— START OF Data for this task —

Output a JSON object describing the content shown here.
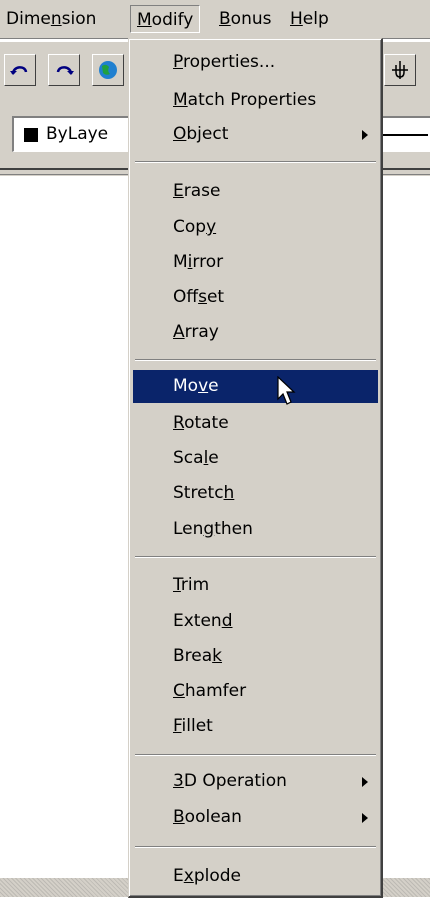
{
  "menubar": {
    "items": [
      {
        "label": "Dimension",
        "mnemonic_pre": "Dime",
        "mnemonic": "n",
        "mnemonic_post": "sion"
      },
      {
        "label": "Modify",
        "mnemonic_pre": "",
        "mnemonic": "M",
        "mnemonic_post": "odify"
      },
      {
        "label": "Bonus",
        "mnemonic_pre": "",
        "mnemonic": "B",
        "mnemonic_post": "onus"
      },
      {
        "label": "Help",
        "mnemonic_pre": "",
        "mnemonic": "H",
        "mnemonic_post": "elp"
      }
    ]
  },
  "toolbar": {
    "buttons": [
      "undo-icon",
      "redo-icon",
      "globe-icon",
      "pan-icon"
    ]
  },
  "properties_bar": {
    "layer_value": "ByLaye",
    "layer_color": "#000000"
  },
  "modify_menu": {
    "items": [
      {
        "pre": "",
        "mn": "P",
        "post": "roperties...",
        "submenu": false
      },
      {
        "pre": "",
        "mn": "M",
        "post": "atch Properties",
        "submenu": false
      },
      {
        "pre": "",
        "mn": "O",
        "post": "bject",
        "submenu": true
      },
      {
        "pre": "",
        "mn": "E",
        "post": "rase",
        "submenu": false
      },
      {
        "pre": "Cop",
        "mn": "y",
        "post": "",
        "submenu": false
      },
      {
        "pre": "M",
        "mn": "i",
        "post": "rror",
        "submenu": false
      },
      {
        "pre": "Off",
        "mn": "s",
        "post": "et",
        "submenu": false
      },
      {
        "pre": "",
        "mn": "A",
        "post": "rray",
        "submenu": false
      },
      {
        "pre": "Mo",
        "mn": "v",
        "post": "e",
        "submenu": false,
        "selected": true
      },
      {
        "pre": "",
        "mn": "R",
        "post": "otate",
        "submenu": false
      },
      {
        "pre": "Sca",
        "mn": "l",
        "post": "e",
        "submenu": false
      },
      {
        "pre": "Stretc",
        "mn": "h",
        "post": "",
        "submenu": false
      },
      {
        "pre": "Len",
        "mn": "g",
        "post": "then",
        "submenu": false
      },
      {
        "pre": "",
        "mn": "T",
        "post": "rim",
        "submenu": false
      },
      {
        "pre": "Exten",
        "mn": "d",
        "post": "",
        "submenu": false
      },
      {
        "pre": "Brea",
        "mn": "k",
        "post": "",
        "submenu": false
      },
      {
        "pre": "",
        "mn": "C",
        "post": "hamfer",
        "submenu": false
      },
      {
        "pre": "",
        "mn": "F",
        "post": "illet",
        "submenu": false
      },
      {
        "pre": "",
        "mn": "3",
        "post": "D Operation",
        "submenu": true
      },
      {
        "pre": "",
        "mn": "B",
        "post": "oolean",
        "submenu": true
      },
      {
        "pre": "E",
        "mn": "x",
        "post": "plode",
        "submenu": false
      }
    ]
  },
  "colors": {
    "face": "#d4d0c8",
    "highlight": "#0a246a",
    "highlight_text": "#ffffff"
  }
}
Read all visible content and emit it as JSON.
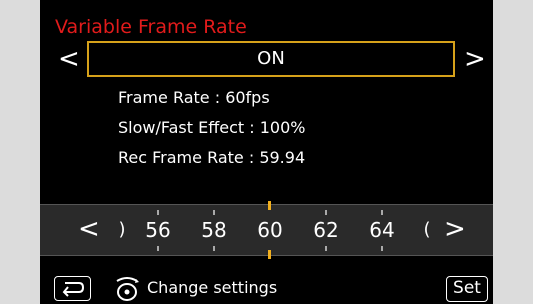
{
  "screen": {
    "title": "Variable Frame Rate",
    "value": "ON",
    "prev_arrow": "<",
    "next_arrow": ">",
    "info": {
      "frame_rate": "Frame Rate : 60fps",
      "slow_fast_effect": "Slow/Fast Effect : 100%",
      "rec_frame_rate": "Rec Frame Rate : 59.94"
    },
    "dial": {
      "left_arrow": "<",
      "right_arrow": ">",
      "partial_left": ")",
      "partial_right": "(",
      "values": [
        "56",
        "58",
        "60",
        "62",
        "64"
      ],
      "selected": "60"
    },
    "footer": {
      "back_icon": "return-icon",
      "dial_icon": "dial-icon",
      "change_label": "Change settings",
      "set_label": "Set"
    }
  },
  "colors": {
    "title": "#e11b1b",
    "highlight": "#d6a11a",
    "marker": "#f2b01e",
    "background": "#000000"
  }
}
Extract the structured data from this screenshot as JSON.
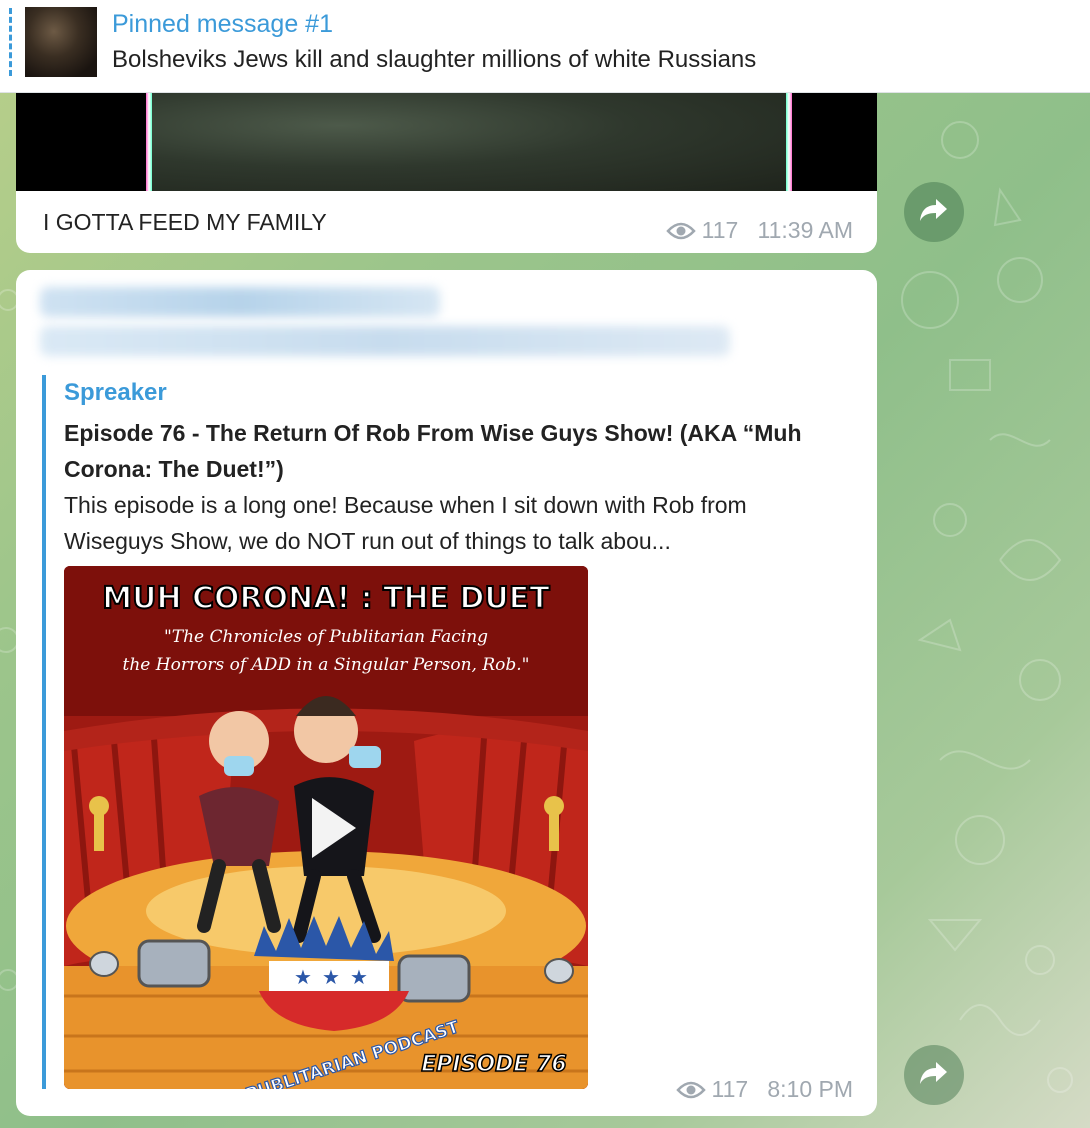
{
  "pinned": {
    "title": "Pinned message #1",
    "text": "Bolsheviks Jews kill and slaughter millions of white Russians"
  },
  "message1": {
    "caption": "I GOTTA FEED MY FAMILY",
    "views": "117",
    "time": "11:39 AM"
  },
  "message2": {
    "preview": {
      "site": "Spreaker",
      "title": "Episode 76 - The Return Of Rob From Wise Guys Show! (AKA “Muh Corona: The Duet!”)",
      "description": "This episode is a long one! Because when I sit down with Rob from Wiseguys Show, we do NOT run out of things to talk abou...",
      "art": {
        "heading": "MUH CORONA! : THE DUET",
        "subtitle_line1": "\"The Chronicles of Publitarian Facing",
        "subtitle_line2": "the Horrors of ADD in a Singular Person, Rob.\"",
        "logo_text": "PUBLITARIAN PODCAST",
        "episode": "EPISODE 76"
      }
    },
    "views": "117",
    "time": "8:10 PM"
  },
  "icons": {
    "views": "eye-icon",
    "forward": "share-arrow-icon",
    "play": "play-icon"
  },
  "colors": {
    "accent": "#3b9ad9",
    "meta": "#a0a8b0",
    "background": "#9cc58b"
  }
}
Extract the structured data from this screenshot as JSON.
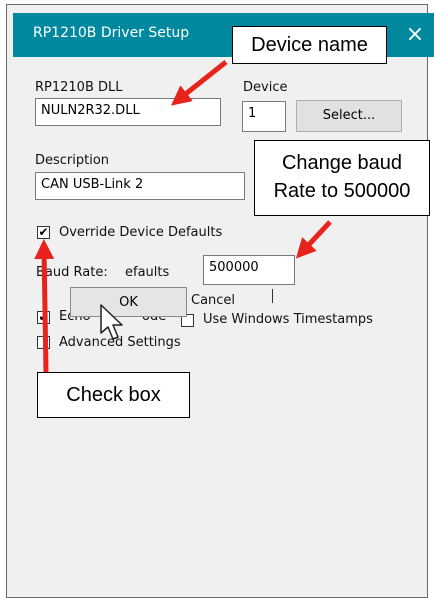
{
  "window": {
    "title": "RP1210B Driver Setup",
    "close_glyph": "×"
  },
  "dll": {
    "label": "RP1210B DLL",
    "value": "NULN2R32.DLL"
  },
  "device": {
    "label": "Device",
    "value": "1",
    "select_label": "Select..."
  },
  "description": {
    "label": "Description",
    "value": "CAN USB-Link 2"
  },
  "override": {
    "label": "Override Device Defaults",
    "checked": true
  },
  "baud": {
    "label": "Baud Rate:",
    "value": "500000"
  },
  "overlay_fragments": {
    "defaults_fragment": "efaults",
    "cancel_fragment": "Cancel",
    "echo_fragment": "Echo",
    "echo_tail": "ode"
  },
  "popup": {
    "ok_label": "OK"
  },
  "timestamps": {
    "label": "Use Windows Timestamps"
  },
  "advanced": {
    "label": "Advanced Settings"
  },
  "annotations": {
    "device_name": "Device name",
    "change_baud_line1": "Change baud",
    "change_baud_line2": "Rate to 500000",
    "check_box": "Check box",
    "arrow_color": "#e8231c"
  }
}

— END OF Data for this task —

Write out all the entries word for word, but skip any images.

### Response to the exercise
Output a JSON object describing the content shown here.
{
  "menubar": {
    "items": [
      {
        "label": "Dimension",
        "mnemonic_pre": "Dime",
        "mnemonic": "n",
        "mnemonic_post": "sion"
      },
      {
        "label": "Modify",
        "mnemonic_pre": "",
        "mnemonic": "M",
        "mnemonic_post": "odify"
      },
      {
        "label": "Bonus",
        "mnemonic_pre": "",
        "mnemonic": "B",
        "mnemonic_post": "onus"
      },
      {
        "label": "Help",
        "mnemonic_pre": "",
        "mnemonic": "H",
        "mnemonic_post": "elp"
      }
    ]
  },
  "toolbar": {
    "buttons": [
      "undo-icon",
      "redo-icon",
      "globe-icon",
      "pan-icon"
    ]
  },
  "properties_bar": {
    "layer_value": "ByLaye",
    "layer_color": "#000000"
  },
  "modify_menu": {
    "items": [
      {
        "pre": "",
        "mn": "P",
        "post": "roperties...",
        "submenu": false
      },
      {
        "pre": "",
        "mn": "M",
        "post": "atch Properties",
        "submenu": false
      },
      {
        "pre": "",
        "mn": "O",
        "post": "bject",
        "submenu": true
      },
      {
        "pre": "",
        "mn": "E",
        "post": "rase",
        "submenu": false
      },
      {
        "pre": "Cop",
        "mn": "y",
        "post": "",
        "submenu": false
      },
      {
        "pre": "M",
        "mn": "i",
        "post": "rror",
        "submenu": false
      },
      {
        "pre": "Off",
        "mn": "s",
        "post": "et",
        "submenu": false
      },
      {
        "pre": "",
        "mn": "A",
        "post": "rray",
        "submenu": false
      },
      {
        "pre": "Mo",
        "mn": "v",
        "post": "e",
        "submenu": false,
        "selected": true
      },
      {
        "pre": "",
        "mn": "R",
        "post": "otate",
        "submenu": false
      },
      {
        "pre": "Sca",
        "mn": "l",
        "post": "e",
        "submenu": false
      },
      {
        "pre": "Stretc",
        "mn": "h",
        "post": "",
        "submenu": false
      },
      {
        "pre": "Len",
        "mn": "g",
        "post": "then",
        "submenu": false
      },
      {
        "pre": "",
        "mn": "T",
        "post": "rim",
        "submenu": false
      },
      {
        "pre": "Exten",
        "mn": "d",
        "post": "",
        "submenu": false
      },
      {
        "pre": "Brea",
        "mn": "k",
        "post": "",
        "submenu": false
      },
      {
        "pre": "",
        "mn": "C",
        "post": "hamfer",
        "submenu": false
      },
      {
        "pre": "",
        "mn": "F",
        "post": "illet",
        "submenu": false
      },
      {
        "pre": "",
        "mn": "3",
        "post": "D Operation",
        "submenu": true
      },
      {
        "pre": "",
        "mn": "B",
        "post": "oolean",
        "submenu": true
      },
      {
        "pre": "E",
        "mn": "x",
        "post": "plode",
        "submenu": false
      }
    ]
  },
  "colors": {
    "face": "#d4d0c8",
    "highlight": "#0a246a",
    "highlight_text": "#ffffff"
  }
}
Read all visible content and emit it as JSON.
{
  "screen": {
    "title": "Variable Frame Rate",
    "value": "ON",
    "prev_arrow": "<",
    "next_arrow": ">",
    "info": {
      "frame_rate": "Frame Rate : 60fps",
      "slow_fast_effect": "Slow/Fast Effect : 100%",
      "rec_frame_rate": "Rec Frame Rate : 59.94"
    },
    "dial": {
      "left_arrow": "<",
      "right_arrow": ">",
      "partial_left": ")",
      "partial_right": "(",
      "values": [
        "56",
        "58",
        "60",
        "62",
        "64"
      ],
      "selected": "60"
    },
    "footer": {
      "back_icon": "return-icon",
      "dial_icon": "dial-icon",
      "change_label": "Change settings",
      "set_label": "Set"
    }
  },
  "colors": {
    "title": "#e11b1b",
    "highlight": "#d6a11a",
    "marker": "#f2b01e",
    "background": "#000000"
  }
}
Extract the structured data from this screenshot as JSON.
{
  "pinned": {
    "title": "Pinned message #1",
    "text": "Bolsheviks Jews kill and slaughter millions of white Russians"
  },
  "message1": {
    "caption": "I GOTTA FEED MY FAMILY",
    "views": "117",
    "time": "11:39 AM"
  },
  "message2": {
    "preview": {
      "site": "Spreaker",
      "title": "Episode 76 - The Return Of Rob From Wise Guys Show! (AKA “Muh Corona: The Duet!”)",
      "description": "This episode is a long one! Because when I sit down with Rob from Wiseguys Show, we do NOT run out of things to talk abou...",
      "art": {
        "heading": "MUH CORONA! : THE DUET",
        "subtitle_line1": "\"The Chronicles of Publitarian Facing",
        "subtitle_line2": "the Horrors of ADD in a Singular Person, Rob.\"",
        "logo_text": "PUBLITARIAN PODCAST",
        "episode": "EPISODE 76"
      }
    },
    "views": "117",
    "time": "8:10 PM"
  },
  "icons": {
    "views": "eye-icon",
    "forward": "share-arrow-icon",
    "play": "play-icon"
  },
  "colors": {
    "accent": "#3b9ad9",
    "meta": "#a0a8b0",
    "background": "#9cc58b"
  }
}
Extract the structured data from this screenshot as JSON.
{
  "window": {
    "title": "RP1210B Driver Setup",
    "close_glyph": "×"
  },
  "dll": {
    "label": "RP1210B DLL",
    "value": "NULN2R32.DLL"
  },
  "device": {
    "label": "Device",
    "value": "1",
    "select_label": "Select..."
  },
  "description": {
    "label": "Description",
    "value": "CAN USB-Link 2"
  },
  "override": {
    "label": "Override Device Defaults",
    "checked": true
  },
  "baud": {
    "label": "Baud Rate:",
    "value": "500000"
  },
  "overlay_fragments": {
    "defaults_fragment": "efaults",
    "cancel_fragment": "Cancel",
    "echo_fragment": "Echo",
    "echo_tail": "ode"
  },
  "popup": {
    "ok_label": "OK"
  },
  "timestamps": {
    "label": "Use Windows Timestamps"
  },
  "advanced": {
    "label": "Advanced Settings"
  },
  "annotations": {
    "device_name": "Device name",
    "change_baud_line1": "Change baud",
    "change_baud_line2": "Rate to 500000",
    "check_box": "Check box",
    "arrow_color": "#e8231c"
  }
}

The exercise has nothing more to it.